— Start of PROVIDED INFORMATION —

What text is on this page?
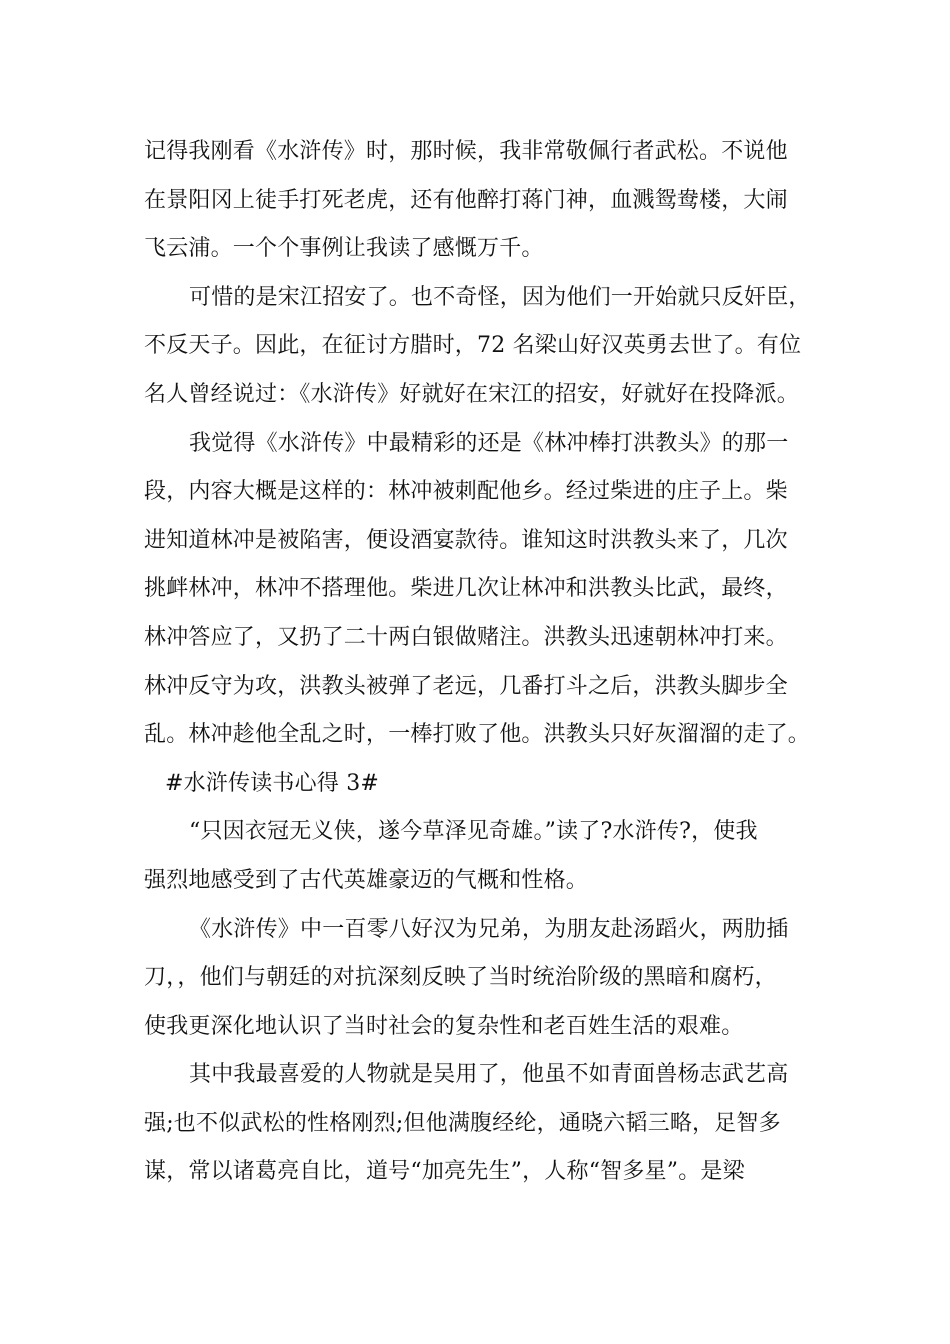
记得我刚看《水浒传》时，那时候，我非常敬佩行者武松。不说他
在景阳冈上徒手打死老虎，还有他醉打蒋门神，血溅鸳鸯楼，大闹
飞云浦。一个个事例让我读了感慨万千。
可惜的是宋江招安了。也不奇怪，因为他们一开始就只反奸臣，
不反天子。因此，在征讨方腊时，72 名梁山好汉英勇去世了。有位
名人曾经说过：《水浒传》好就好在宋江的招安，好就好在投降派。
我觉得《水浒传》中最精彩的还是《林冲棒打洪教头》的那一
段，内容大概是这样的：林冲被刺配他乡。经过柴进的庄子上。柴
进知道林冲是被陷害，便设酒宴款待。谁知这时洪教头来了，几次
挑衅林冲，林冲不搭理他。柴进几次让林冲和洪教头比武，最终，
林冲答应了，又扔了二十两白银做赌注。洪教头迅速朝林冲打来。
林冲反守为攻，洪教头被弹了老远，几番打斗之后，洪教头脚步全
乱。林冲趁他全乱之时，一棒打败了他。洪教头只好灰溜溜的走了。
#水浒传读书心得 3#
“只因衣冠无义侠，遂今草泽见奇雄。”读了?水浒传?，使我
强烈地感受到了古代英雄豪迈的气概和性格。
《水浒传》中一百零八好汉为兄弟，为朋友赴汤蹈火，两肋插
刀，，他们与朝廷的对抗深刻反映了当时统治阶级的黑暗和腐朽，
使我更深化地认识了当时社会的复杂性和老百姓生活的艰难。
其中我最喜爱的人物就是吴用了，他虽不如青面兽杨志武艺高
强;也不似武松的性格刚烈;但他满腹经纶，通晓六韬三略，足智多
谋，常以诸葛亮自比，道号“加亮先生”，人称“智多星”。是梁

— End of PROVIDED INFORMATION —

### WRITTEN EXERCISE
Exclude the pictures and repeat every other part of the records word for word.

### OUTPUT OF THE EXERCISE
What text is on this page?
记得我刚看《水浒传》时，那时候，我非常敬佩行者武松。不说他
在景阳冈上徒手打死老虎，还有他醉打蒋门神，血溅鸳鸯楼，大闹
飞云浦。一个个事例让我读了感慨万千。
可惜的是宋江招安了。也不奇怪，因为他们一开始就只反奸臣，
不反天子。因此，在征讨方腊时，72 名梁山好汉英勇去世了。有位
名人曾经说过：《水浒传》好就好在宋江的招安，好就好在投降派。
我觉得《水浒传》中最精彩的还是《林冲棒打洪教头》的那一
段，内容大概是这样的：林冲被刺配他乡。经过柴进的庄子上。柴
进知道林冲是被陷害，便设酒宴款待。谁知这时洪教头来了，几次
挑衅林冲，林冲不搭理他。柴进几次让林冲和洪教头比武，最终，
林冲答应了，又扔了二十两白银做赌注。洪教头迅速朝林冲打来。
林冲反守为攻，洪教头被弹了老远，几番打斗之后，洪教头脚步全
乱。林冲趁他全乱之时，一棒打败了他。洪教头只好灰溜溜的走了。
#水浒传读书心得 3#
“只因衣冠无义侠，遂今草泽见奇雄。”读了?水浒传?，使我
强烈地感受到了古代英雄豪迈的气概和性格。
《水浒传》中一百零八好汉为兄弟，为朋友赴汤蹈火，两肋插
刀，，他们与朝廷的对抗深刻反映了当时统治阶级的黑暗和腐朽，
使我更深化地认识了当时社会的复杂性和老百姓生活的艰难。
其中我最喜爱的人物就是吴用了，他虽不如青面兽杨志武艺高
强;也不似武松的性格刚烈;但他满腹经纶，通晓六韬三略，足智多
谋，常以诸葛亮自比，道号“加亮先生”，人称“智多星”。是梁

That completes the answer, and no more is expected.